Data to process:

------------------------------------------------

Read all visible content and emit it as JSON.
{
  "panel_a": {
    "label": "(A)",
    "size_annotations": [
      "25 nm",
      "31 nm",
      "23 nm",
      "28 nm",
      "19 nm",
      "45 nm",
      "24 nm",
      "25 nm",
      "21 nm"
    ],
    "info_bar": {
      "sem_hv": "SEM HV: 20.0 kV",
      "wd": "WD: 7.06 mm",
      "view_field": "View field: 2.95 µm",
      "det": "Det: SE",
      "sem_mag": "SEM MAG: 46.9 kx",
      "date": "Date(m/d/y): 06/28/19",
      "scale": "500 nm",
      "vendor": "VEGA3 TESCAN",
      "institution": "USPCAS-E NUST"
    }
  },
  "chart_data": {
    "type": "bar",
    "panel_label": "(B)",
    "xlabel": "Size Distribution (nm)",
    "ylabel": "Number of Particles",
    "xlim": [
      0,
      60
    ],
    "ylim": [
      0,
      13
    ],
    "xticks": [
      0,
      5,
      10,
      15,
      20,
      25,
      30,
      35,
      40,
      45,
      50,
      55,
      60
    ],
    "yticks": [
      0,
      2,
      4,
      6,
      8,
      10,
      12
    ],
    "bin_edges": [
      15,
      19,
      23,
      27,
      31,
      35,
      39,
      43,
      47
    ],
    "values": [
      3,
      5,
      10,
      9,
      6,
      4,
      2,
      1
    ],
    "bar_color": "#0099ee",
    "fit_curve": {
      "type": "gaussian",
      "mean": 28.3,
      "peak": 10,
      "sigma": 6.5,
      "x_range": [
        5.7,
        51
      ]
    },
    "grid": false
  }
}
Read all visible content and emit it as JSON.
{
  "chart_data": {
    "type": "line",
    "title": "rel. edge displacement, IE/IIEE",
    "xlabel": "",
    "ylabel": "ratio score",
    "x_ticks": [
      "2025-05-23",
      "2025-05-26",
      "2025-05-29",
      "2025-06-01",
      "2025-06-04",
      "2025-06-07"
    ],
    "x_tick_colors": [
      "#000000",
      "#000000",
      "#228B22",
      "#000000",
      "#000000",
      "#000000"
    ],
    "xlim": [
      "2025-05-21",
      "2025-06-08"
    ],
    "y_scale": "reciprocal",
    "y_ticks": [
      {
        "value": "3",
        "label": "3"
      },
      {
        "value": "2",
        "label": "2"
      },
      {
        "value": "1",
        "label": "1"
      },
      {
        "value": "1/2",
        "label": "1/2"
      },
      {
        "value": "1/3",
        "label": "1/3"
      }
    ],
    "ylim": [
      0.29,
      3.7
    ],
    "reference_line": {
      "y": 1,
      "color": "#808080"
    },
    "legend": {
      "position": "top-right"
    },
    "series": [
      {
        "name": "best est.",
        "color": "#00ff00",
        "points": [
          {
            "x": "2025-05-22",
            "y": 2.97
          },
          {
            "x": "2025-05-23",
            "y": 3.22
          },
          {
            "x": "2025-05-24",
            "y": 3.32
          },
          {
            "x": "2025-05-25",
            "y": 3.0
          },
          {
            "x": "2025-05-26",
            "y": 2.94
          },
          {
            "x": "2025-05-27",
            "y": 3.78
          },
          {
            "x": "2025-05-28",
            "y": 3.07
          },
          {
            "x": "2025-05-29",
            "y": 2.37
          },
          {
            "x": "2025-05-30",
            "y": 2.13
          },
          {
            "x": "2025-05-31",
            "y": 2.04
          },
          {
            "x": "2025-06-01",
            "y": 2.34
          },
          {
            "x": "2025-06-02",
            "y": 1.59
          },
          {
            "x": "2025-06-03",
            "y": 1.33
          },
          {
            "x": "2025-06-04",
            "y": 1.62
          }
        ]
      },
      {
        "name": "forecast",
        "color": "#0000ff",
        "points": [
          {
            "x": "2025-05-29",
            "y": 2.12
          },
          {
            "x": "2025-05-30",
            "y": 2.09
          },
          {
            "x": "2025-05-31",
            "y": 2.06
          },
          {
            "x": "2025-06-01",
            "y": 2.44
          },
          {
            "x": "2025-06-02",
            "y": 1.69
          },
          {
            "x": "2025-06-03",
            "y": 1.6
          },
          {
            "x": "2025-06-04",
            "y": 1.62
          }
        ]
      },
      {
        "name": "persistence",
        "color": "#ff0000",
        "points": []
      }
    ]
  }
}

------------------------------------------------

Each line above is to be repeated exactly.

Task solution:
Read all visible content and emit it as JSON.
{
  "panel_a": {
    "label": "(A)",
    "size_annotations": [
      "25 nm",
      "31 nm",
      "23 nm",
      "28 nm",
      "19 nm",
      "45 nm",
      "24 nm",
      "25 nm",
      "21 nm"
    ],
    "info_bar": {
      "sem_hv": "SEM HV: 20.0 kV",
      "wd": "WD: 7.06 mm",
      "view_field": "View field: 2.95 µm",
      "det": "Det: SE",
      "sem_mag": "SEM MAG: 46.9 kx",
      "date": "Date(m/d/y): 06/28/19",
      "scale": "500 nm",
      "vendor": "VEGA3 TESCAN",
      "institution": "USPCAS-E NUST"
    }
  },
  "chart_data": {
    "type": "bar",
    "panel_label": "(B)",
    "xlabel": "Size Distribution (nm)",
    "ylabel": "Number of Particles",
    "xlim": [
      0,
      60
    ],
    "ylim": [
      0,
      13
    ],
    "xticks": [
      0,
      5,
      10,
      15,
      20,
      25,
      30,
      35,
      40,
      45,
      50,
      55,
      60
    ],
    "yticks": [
      0,
      2,
      4,
      6,
      8,
      10,
      12
    ],
    "bin_edges": [
      15,
      19,
      23,
      27,
      31,
      35,
      39,
      43,
      47
    ],
    "values": [
      3,
      5,
      10,
      9,
      6,
      4,
      2,
      1
    ],
    "bar_color": "#0099ee",
    "fit_curve": {
      "type": "gaussian",
      "mean": 28.3,
      "peak": 10,
      "sigma": 6.5,
      "x_range": [
        5.7,
        51
      ]
    },
    "grid": false
  }
}
Read all visible content and emit it as JSON.
{
  "chart_data": {
    "type": "line",
    "title": "rel. edge displacement, IE/IIEE",
    "xlabel": "",
    "ylabel": "ratio score",
    "x_ticks": [
      "2025-05-23",
      "2025-05-26",
      "2025-05-29",
      "2025-06-01",
      "2025-06-04",
      "2025-06-07"
    ],
    "x_tick_colors": [
      "#000000",
      "#000000",
      "#228B22",
      "#000000",
      "#000000",
      "#000000"
    ],
    "xlim": [
      "2025-05-21",
      "2025-06-08"
    ],
    "y_scale": "reciprocal",
    "y_ticks": [
      {
        "value": "3",
        "label": "3"
      },
      {
        "value": "2",
        "label": "2"
      },
      {
        "value": "1",
        "label": "1"
      },
      {
        "value": "1/2",
        "label": "1/2"
      },
      {
        "value": "1/3",
        "label": "1/3"
      }
    ],
    "ylim": [
      0.29,
      3.7
    ],
    "reference_line": {
      "y": 1,
      "color": "#808080"
    },
    "legend": {
      "position": "top-right"
    },
    "series": [
      {
        "name": "best est.",
        "color": "#00ff00",
        "points": [
          {
            "x": "2025-05-22",
            "y": 2.97
          },
          {
            "x": "2025-05-23",
            "y": 3.22
          },
          {
            "x": "2025-05-24",
            "y": 3.32
          },
          {
            "x": "2025-05-25",
            "y": 3.0
          },
          {
            "x": "2025-05-26",
            "y": 2.94
          },
          {
            "x": "2025-05-27",
            "y": 3.78
          },
          {
            "x": "2025-05-28",
            "y": 3.07
          },
          {
            "x": "2025-05-29",
            "y": 2.37
          },
          {
            "x": "2025-05-30",
            "y": 2.13
          },
          {
            "x": "2025-05-31",
            "y": 2.04
          },
          {
            "x": "2025-06-01",
            "y": 2.34
          },
          {
            "x": "2025-06-02",
            "y": 1.59
          },
          {
            "x": "2025-06-03",
            "y": 1.33
          },
          {
            "x": "2025-06-04",
            "y": 1.62
          }
        ]
      },
      {
        "name": "forecast",
        "color": "#0000ff",
        "points": [
          {
            "x": "2025-05-29",
            "y": 2.12
          },
          {
            "x": "2025-05-30",
            "y": 2.09
          },
          {
            "x": "2025-05-31",
            "y": 2.06
          },
          {
            "x": "2025-06-01",
            "y": 2.44
          },
          {
            "x": "2025-06-02",
            "y": 1.69
          },
          {
            "x": "2025-06-03",
            "y": 1.6
          },
          {
            "x": "2025-06-04",
            "y": 1.62
          }
        ]
      },
      {
        "name": "persistence",
        "color": "#ff0000",
        "points": []
      }
    ]
  }
}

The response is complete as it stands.